(Aim)
Show all lines of the listing that hold the word "Klemm".

(Information provided)

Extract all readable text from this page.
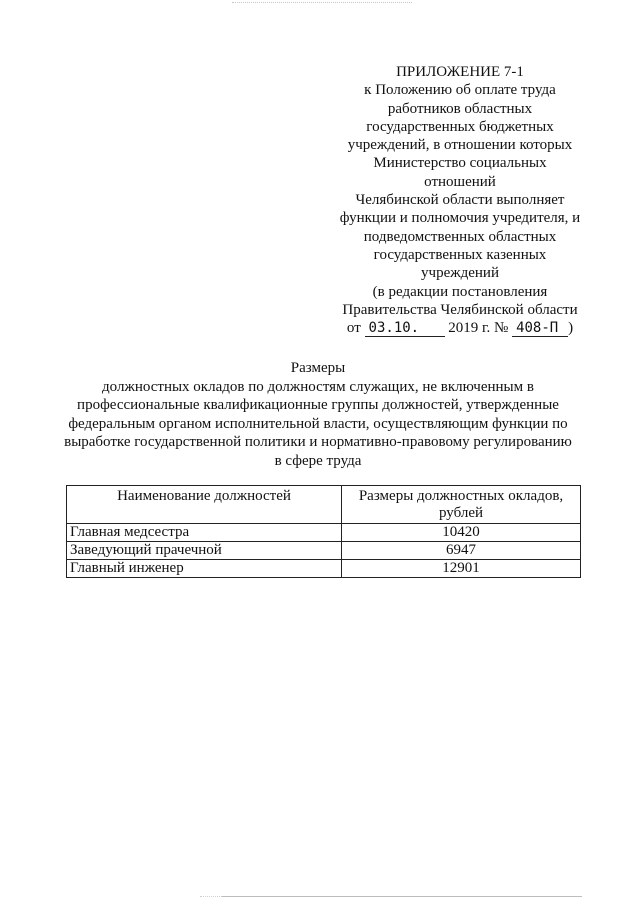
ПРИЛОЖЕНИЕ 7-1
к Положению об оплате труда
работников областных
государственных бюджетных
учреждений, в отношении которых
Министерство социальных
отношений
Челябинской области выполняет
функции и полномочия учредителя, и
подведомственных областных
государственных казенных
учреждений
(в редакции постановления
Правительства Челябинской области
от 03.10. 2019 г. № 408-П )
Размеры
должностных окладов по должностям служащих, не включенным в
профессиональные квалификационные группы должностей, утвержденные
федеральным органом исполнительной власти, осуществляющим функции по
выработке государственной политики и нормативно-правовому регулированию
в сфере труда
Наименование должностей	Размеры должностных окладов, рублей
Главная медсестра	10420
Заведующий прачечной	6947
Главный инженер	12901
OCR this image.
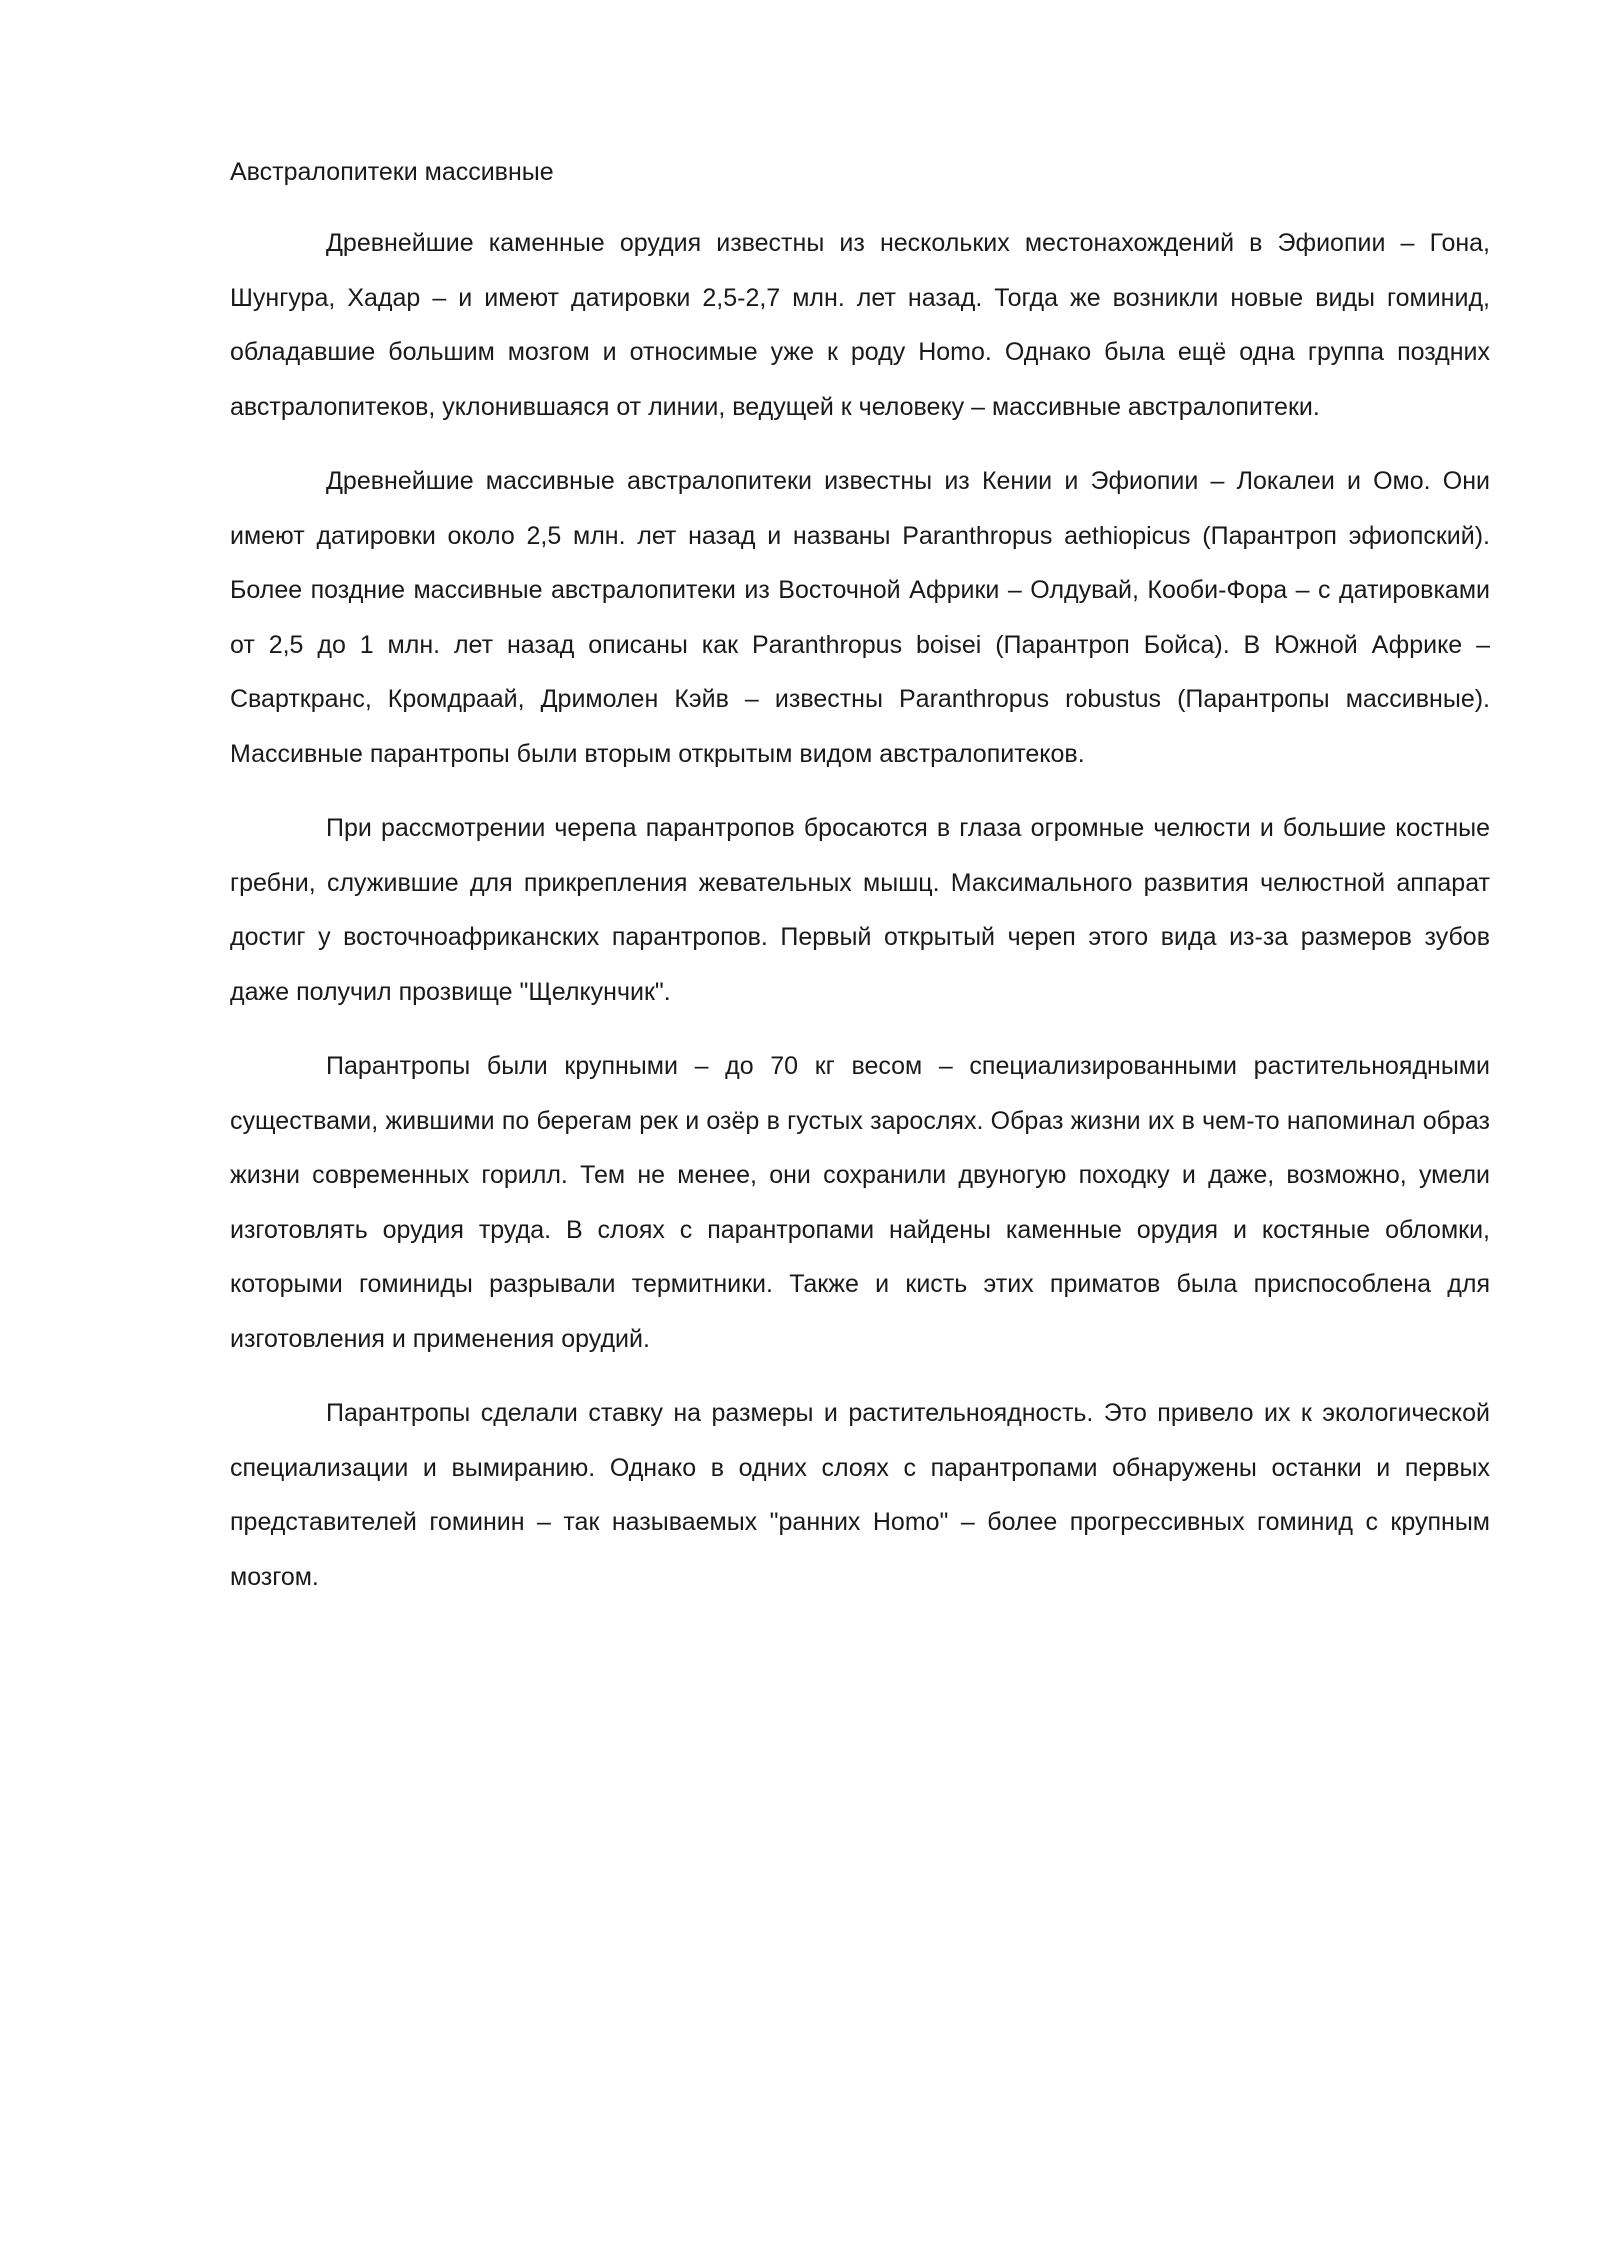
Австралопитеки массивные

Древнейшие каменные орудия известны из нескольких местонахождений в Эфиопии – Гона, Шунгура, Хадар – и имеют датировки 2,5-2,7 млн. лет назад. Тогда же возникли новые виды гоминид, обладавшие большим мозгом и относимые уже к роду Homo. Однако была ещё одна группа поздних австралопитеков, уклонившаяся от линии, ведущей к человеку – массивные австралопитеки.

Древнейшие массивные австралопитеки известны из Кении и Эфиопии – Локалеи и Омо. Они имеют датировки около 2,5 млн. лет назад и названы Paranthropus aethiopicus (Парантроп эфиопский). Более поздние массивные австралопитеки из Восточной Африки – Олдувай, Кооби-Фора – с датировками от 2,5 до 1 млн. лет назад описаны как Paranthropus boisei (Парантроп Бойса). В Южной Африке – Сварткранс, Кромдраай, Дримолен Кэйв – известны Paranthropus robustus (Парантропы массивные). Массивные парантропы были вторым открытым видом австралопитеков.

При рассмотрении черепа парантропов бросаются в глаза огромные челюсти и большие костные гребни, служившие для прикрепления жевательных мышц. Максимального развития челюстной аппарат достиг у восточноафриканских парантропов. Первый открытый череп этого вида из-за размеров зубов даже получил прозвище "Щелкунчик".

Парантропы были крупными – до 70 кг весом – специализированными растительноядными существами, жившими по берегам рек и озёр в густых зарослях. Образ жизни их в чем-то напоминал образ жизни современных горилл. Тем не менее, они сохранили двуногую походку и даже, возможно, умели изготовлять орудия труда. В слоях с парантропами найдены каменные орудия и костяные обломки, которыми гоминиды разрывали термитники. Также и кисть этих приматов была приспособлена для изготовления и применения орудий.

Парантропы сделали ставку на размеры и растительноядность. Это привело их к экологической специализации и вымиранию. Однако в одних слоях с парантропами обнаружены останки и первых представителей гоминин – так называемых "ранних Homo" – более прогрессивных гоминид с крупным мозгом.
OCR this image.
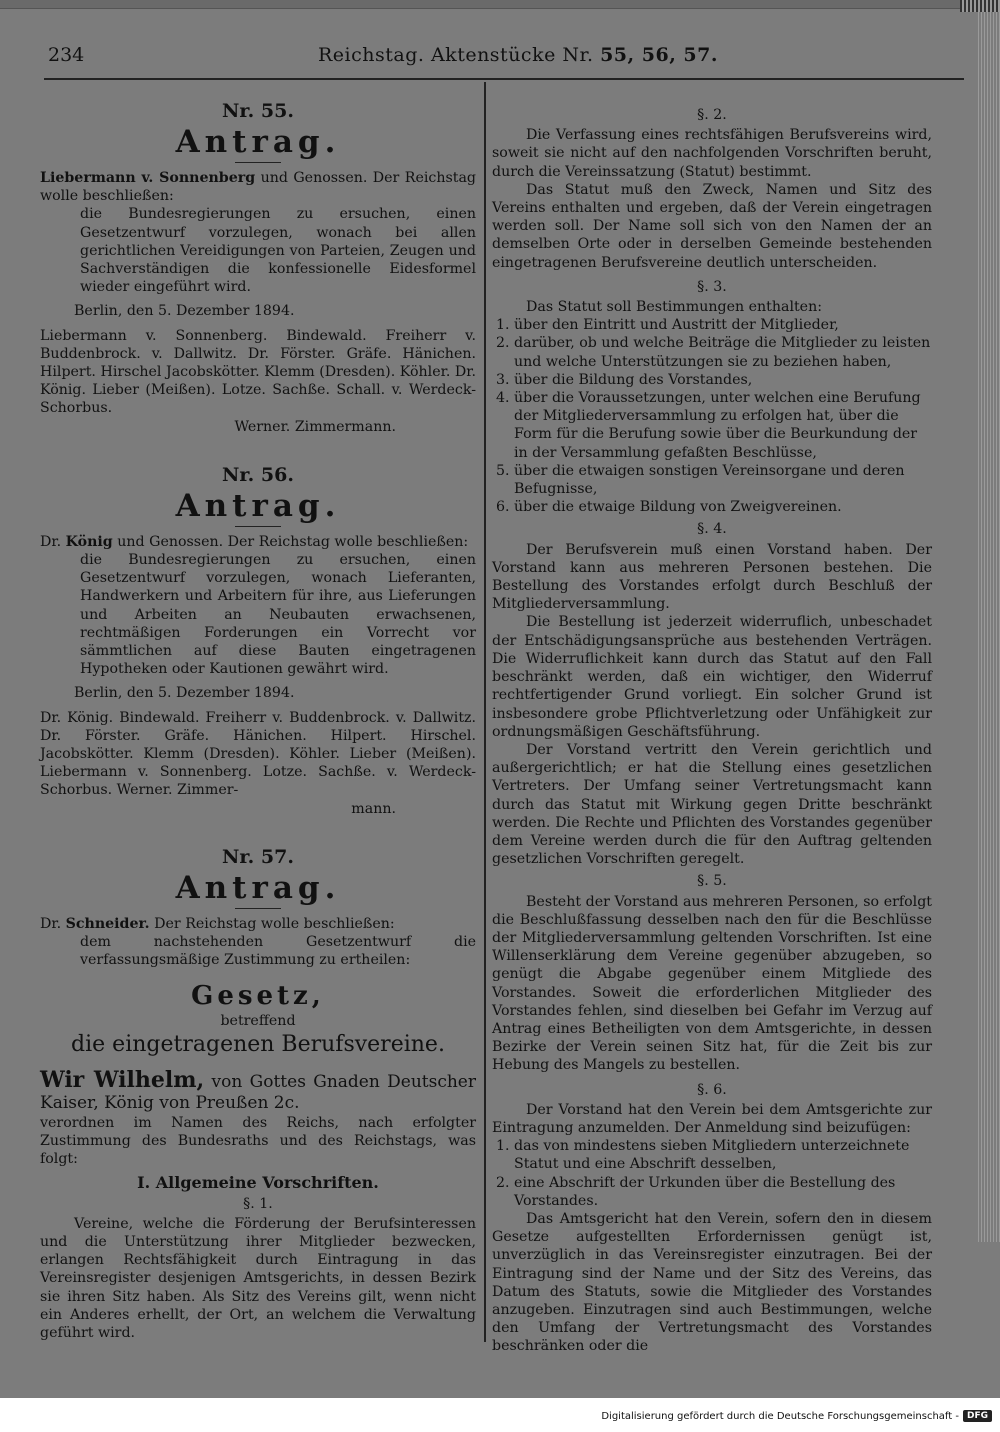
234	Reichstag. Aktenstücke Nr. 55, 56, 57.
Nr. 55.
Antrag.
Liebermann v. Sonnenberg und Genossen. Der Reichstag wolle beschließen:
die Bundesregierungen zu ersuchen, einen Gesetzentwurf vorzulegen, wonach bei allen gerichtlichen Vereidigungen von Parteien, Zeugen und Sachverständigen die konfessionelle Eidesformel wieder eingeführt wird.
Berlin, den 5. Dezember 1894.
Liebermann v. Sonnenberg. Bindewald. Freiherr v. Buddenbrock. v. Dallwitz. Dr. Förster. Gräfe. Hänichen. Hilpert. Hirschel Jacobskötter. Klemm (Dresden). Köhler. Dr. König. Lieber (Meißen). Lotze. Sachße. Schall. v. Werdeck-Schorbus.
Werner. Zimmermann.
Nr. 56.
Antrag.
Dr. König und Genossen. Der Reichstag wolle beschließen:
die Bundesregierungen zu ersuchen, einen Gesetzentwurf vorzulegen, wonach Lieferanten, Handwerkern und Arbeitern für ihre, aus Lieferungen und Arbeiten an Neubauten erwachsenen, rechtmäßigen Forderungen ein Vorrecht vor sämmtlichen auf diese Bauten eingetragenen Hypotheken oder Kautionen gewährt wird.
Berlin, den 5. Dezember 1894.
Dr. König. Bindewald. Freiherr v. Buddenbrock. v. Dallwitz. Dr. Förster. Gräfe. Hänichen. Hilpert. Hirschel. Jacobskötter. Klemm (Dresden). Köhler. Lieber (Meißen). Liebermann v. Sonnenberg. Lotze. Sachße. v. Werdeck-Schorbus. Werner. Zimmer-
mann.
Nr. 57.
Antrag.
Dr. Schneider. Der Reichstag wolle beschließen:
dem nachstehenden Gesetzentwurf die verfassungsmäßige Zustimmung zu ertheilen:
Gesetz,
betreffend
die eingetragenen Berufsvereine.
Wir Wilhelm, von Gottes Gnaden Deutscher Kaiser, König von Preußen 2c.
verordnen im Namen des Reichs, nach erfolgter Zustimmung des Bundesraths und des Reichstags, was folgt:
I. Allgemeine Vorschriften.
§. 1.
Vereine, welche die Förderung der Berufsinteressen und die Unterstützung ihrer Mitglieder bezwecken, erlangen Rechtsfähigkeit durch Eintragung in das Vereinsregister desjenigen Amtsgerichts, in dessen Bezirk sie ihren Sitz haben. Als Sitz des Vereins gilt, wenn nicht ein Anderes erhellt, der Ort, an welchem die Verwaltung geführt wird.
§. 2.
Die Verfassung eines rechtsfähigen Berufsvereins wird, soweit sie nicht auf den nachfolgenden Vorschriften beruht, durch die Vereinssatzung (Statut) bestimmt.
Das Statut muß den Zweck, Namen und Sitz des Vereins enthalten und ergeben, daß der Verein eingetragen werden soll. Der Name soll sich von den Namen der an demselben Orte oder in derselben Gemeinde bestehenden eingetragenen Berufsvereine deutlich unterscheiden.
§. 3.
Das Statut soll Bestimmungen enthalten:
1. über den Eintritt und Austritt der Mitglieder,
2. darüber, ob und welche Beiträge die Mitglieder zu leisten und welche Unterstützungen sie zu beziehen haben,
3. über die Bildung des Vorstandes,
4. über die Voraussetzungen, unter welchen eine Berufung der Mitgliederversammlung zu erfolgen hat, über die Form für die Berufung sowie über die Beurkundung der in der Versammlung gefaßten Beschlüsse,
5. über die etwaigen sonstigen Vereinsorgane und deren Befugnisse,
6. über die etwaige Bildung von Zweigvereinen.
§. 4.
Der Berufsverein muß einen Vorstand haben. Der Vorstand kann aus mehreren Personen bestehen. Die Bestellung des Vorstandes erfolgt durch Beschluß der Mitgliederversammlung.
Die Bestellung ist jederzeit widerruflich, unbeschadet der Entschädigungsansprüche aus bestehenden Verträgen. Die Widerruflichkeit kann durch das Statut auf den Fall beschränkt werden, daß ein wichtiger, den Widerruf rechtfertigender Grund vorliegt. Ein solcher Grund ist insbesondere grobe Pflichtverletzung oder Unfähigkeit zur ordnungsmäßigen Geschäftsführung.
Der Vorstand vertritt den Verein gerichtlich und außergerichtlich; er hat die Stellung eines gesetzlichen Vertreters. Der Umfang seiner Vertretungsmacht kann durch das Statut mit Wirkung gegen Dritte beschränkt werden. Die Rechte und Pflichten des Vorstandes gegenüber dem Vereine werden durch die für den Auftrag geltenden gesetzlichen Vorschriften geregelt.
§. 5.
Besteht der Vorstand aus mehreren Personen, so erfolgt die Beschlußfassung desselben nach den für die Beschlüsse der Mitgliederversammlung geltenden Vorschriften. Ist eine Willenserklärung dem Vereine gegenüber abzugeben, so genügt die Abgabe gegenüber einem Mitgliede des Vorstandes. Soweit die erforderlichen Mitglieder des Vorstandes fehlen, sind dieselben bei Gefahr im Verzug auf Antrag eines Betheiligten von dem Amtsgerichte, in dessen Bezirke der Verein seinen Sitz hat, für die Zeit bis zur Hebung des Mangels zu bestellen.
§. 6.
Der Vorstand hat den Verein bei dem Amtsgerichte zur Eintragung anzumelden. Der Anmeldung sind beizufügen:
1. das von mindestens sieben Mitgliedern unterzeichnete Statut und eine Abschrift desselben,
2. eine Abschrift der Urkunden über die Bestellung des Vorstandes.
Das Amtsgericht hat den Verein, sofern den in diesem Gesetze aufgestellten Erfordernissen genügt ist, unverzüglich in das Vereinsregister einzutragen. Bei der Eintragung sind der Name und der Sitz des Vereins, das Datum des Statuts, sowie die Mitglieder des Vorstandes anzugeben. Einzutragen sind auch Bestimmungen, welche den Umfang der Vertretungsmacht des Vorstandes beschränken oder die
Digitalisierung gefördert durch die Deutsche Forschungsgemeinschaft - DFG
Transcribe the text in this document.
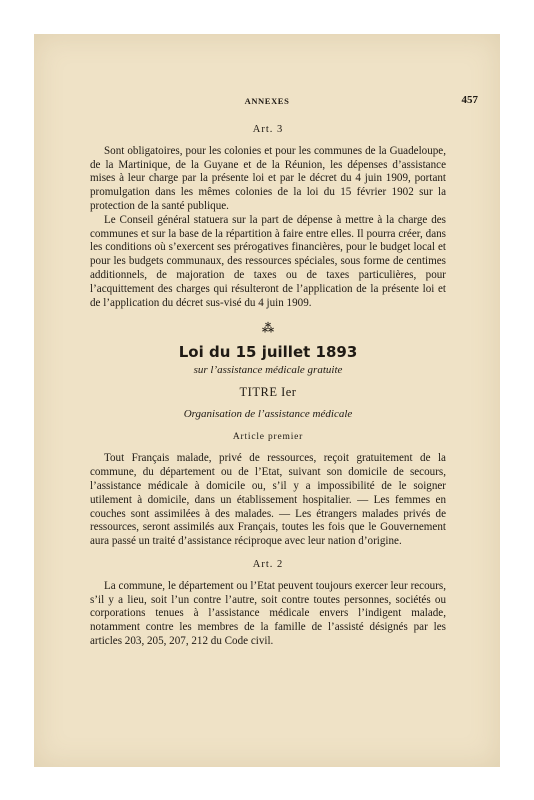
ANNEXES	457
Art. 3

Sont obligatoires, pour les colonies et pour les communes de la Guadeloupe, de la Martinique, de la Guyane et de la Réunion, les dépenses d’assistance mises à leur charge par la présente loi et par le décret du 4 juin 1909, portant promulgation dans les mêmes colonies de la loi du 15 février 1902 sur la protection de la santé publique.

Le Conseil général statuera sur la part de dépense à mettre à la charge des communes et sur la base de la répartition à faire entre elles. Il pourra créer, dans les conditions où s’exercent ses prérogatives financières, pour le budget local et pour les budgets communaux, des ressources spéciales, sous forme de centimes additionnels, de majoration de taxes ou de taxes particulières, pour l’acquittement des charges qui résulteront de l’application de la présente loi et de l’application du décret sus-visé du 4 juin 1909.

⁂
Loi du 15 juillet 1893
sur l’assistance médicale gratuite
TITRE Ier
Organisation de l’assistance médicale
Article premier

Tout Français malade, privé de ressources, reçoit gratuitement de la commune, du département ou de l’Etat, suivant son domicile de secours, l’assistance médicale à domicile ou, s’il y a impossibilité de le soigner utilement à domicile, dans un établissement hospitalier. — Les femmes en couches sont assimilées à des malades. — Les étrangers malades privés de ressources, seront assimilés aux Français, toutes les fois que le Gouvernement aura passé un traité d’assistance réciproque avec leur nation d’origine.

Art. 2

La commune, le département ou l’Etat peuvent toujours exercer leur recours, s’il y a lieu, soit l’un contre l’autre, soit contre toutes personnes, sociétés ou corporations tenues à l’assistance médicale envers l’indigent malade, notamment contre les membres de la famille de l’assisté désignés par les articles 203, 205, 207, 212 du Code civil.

(Output of the task)
Liebermann v. Sonnenberg. Bindewald. Freiherr v. Buddenbrock. v. Dallwitz. Dr. Förster. Gräfe. Hänichen. Hilpert. Hirschel Jacobskötter. Klemm (Dresden). Köhler. Dr. König. Lieber (Meißen). Lotze. Sachße. Schall. v. Werdeck-Schorbus.
Dr. König. Bindewald. Freiherr v. Buddenbrock. v. Dallwitz. Dr. Förster. Gräfe. Hänichen. Hilpert. Hirschel. Jacobskötter. Klemm (Dresden). Köhler. Lieber (Meißen). Liebermann v. Sonnenberg. Lotze. Sachße. v. Werdeck-Schorbus. Werner. Zimmer-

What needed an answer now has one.